What the exercise asks: Scan the entries below. List each line with "ylabel".

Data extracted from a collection

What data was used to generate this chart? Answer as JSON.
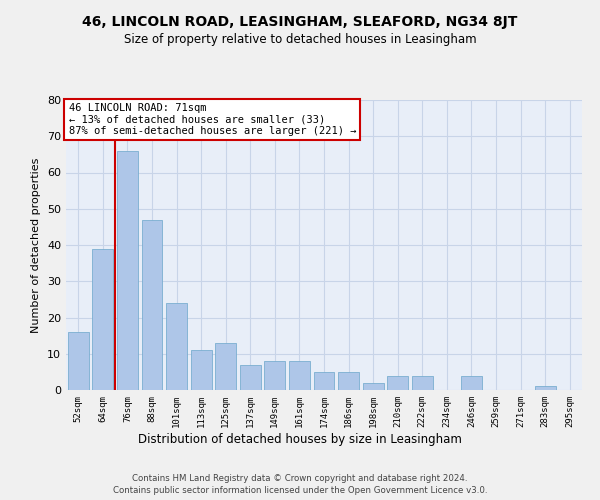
{
  "title1": "46, LINCOLN ROAD, LEASINGHAM, SLEAFORD, NG34 8JT",
  "title2": "Size of property relative to detached houses in Leasingham",
  "xlabel": "Distribution of detached houses by size in Leasingham",
  "ylabel": "Number of detached properties",
  "bar_labels": [
    "52sqm",
    "64sqm",
    "76sqm",
    "88sqm",
    "101sqm",
    "113sqm",
    "125sqm",
    "137sqm",
    "149sqm",
    "161sqm",
    "174sqm",
    "186sqm",
    "198sqm",
    "210sqm",
    "222sqm",
    "234sqm",
    "246sqm",
    "259sqm",
    "271sqm",
    "283sqm",
    "295sqm"
  ],
  "bar_values": [
    16,
    39,
    66,
    47,
    24,
    11,
    13,
    7,
    8,
    8,
    5,
    5,
    2,
    4,
    4,
    0,
    4,
    0,
    0,
    1,
    0
  ],
  "bar_color": "#aec6e8",
  "bar_edge_color": "#7aaed0",
  "vline_x": 1.5,
  "annotation_title": "46 LINCOLN ROAD: 71sqm",
  "annotation_line1": "← 13% of detached houses are smaller (33)",
  "annotation_line2": "87% of semi-detached houses are larger (221) →",
  "annotation_box_color": "#ffffff",
  "annotation_box_edge_color": "#cc0000",
  "vline_color": "#cc0000",
  "ylim": [
    0,
    80
  ],
  "yticks": [
    0,
    10,
    20,
    30,
    40,
    50,
    60,
    70,
    80
  ],
  "grid_color": "#c8d4e8",
  "background_color": "#e8eef8",
  "fig_background": "#f0f0f0",
  "footer1": "Contains HM Land Registry data © Crown copyright and database right 2024.",
  "footer2": "Contains public sector information licensed under the Open Government Licence v3.0."
}
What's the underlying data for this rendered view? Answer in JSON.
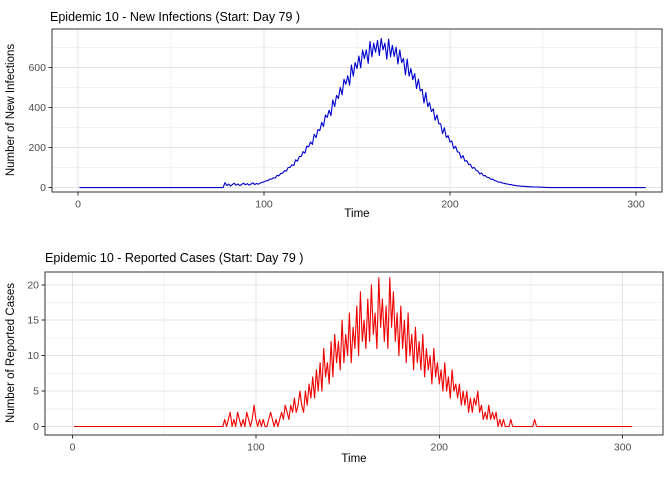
{
  "page": {
    "background": "#FFFFFF"
  },
  "theme": {
    "panel_background": "#FFFFFF",
    "grid_major": "#E4E4E4",
    "grid_minor": "#F2F2F2",
    "panel_border": "#333333",
    "tick_color": "#333333",
    "tick_label_color": "#4D4D4D",
    "title_color": "#000000"
  },
  "chart_data": [
    {
      "type": "line",
      "id": "new-infections",
      "title": "Epidemic 10 - New Infections (Start: Day 79 )",
      "xlabel": "Time",
      "ylabel": "Number of New Infections",
      "line_color": "#0000CD",
      "grid": true,
      "legend": "none",
      "x_ticks": [
        0,
        100,
        200,
        300
      ],
      "x_minor_ticks": [
        50,
        150,
        250
      ],
      "y_ticks": [
        0,
        200,
        400,
        600
      ],
      "y_minor_ticks": [
        100,
        300,
        500,
        700
      ],
      "xlim": [
        -14,
        314
      ],
      "ylim": [
        -22,
        793
      ],
      "x_first_day": 1,
      "x_step": 1,
      "values": [
        0,
        0,
        0,
        0,
        0,
        0,
        0,
        0,
        0,
        0,
        0,
        0,
        0,
        0,
        0,
        0,
        0,
        0,
        0,
        0,
        0,
        0,
        0,
        0,
        0,
        0,
        0,
        0,
        0,
        0,
        0,
        0,
        0,
        0,
        0,
        0,
        0,
        0,
        0,
        0,
        0,
        0,
        0,
        0,
        0,
        0,
        0,
        0,
        0,
        0,
        0,
        0,
        0,
        0,
        0,
        0,
        0,
        0,
        0,
        0,
        0,
        0,
        0,
        0,
        0,
        0,
        0,
        0,
        0,
        0,
        0,
        0,
        0,
        0,
        0,
        0,
        0,
        0,
        25,
        10,
        18,
        8,
        15,
        22,
        12,
        18,
        10,
        16,
        22,
        14,
        20,
        12,
        18,
        24,
        15,
        21,
        17,
        23,
        26,
        29,
        34,
        34,
        42,
        42,
        49,
        48,
        61,
        59,
        71,
        72,
        85,
        82,
        101,
        101,
        114,
        110,
        139,
        132,
        156,
        156,
        180,
        172,
        207,
        204,
        228,
        216,
        267,
        250,
        290,
        285,
        326,
        306,
        363,
        351,
        387,
        360,
        438,
        405,
        461,
        446,
        501,
        464,
        542,
        516,
        559,
        512,
        613,
        557,
        625,
        595,
        658,
        599,
        688,
        645,
        689,
        621,
        731,
        654,
        722,
        677,
        736,
        660,
        746,
        689,
        722,
        642,
        743,
        654,
        711,
        656,
        702,
        618,
        688,
        625,
        646,
        564,
        643,
        557,
        595,
        540,
        570,
        495,
        542,
        484,
        492,
        423,
        475,
        405,
        425,
        380,
        394,
        337,
        363,
        319,
        319,
        270,
        299,
        250,
        260,
        228,
        233,
        195,
        207,
        179,
        176,
        147,
        160,
        132,
        135,
        116,
        116,
        97,
        101,
        86,
        83,
        68,
        73,
        59,
        60,
        51,
        50,
        41,
        42,
        35,
        33,
        27,
        28,
        23,
        22,
        19,
        18,
        15,
        15,
        12,
        11,
        9,
        9,
        7,
        7,
        6,
        6,
        4,
        4,
        4,
        3,
        3,
        3,
        2,
        2,
        2,
        1,
        1,
        0,
        0,
        0,
        0,
        0,
        0,
        0,
        0,
        0,
        0,
        0,
        0,
        0,
        0,
        0,
        0,
        0,
        0,
        0,
        0,
        0,
        0,
        0,
        0,
        0,
        0,
        0,
        0,
        0,
        0,
        0,
        0,
        0,
        0,
        0,
        0,
        0,
        0,
        0,
        0,
        0,
        0,
        0,
        0,
        0,
        0,
        0,
        0,
        0,
        0,
        0,
        0,
        0
      ]
    },
    {
      "type": "line",
      "id": "reported-cases",
      "title": "Epidemic 10 - Reported Cases (Start: Day 79 )",
      "xlabel": "Time",
      "ylabel": "Number of Reported Cases",
      "line_color": "#EE0000",
      "grid": true,
      "legend": "none",
      "x_ticks": [
        0,
        100,
        200,
        300
      ],
      "x_minor_ticks": [
        50,
        150,
        250
      ],
      "y_ticks": [
        0,
        5,
        10,
        15,
        20
      ],
      "y_minor_ticks": [
        2.5,
        7.5,
        12.5,
        17.5
      ],
      "xlim": [
        -15,
        322
      ],
      "ylim": [
        -1.2,
        21.8
      ],
      "x_first_day": 1,
      "x_step": 1,
      "values": [
        0,
        0,
        0,
        0,
        0,
        0,
        0,
        0,
        0,
        0,
        0,
        0,
        0,
        0,
        0,
        0,
        0,
        0,
        0,
        0,
        0,
        0,
        0,
        0,
        0,
        0,
        0,
        0,
        0,
        0,
        0,
        0,
        0,
        0,
        0,
        0,
        0,
        0,
        0,
        0,
        0,
        0,
        0,
        0,
        0,
        0,
        0,
        0,
        0,
        0,
        0,
        0,
        0,
        0,
        0,
        0,
        0,
        0,
        0,
        0,
        0,
        0,
        0,
        0,
        0,
        0,
        0,
        0,
        0,
        0,
        0,
        0,
        0,
        0,
        0,
        0,
        0,
        0,
        0,
        0,
        0,
        0,
        1,
        0,
        1,
        2,
        0,
        1,
        0,
        2,
        1,
        0,
        1,
        0,
        2,
        1,
        0,
        1,
        3,
        1,
        0,
        1,
        0,
        1,
        0,
        0,
        1,
        2,
        1,
        0,
        1,
        0,
        1,
        2,
        1,
        3,
        2,
        1,
        3,
        2,
        4,
        2,
        3,
        5,
        3,
        2,
        5,
        3,
        6,
        4,
        7,
        4,
        8,
        5,
        9,
        5,
        11,
        7,
        9,
        6,
        12,
        7,
        13,
        9,
        12,
        8,
        15,
        9,
        13,
        10,
        16,
        9,
        14,
        11,
        17,
        10,
        19,
        12,
        15,
        11,
        18,
        12,
        20,
        13,
        16,
        11,
        21,
        14,
        18,
        12,
        17,
        11,
        21,
        14,
        19,
        12,
        16,
        10,
        17,
        11,
        15,
        9,
        16,
        10,
        13,
        8,
        14,
        9,
        12,
        8,
        13,
        7,
        11,
        8,
        10,
        6,
        11,
        7,
        9,
        6,
        8,
        5,
        9,
        5,
        7,
        4,
        8,
        5,
        6,
        4,
        6,
        3,
        5,
        3,
        5,
        2,
        4,
        2,
        4,
        3,
        5,
        2,
        3,
        1,
        2,
        1,
        3,
        1,
        2,
        1,
        2,
        0,
        1,
        0,
        1,
        0,
        0,
        0,
        1,
        0,
        0,
        0,
        0,
        0,
        0,
        0,
        0,
        0,
        0,
        0,
        0,
        1,
        0,
        0,
        0,
        0,
        0,
        0,
        0,
        0,
        0,
        0,
        0,
        0,
        0,
        0,
        0,
        0,
        0,
        0,
        0,
        0,
        0,
        0,
        0,
        0,
        0,
        0,
        0,
        0,
        0,
        0,
        0,
        0,
        0,
        0,
        0,
        0,
        0,
        0,
        0,
        0,
        0,
        0,
        0,
        0,
        0,
        0,
        0,
        0,
        0,
        0,
        0,
        0,
        0
      ]
    }
  ]
}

Correct answer:
  "ylabel": "Number of detached properties",
      "ylabel": "Number of New Infections",
      "ylabel": "Number of Reported Cases",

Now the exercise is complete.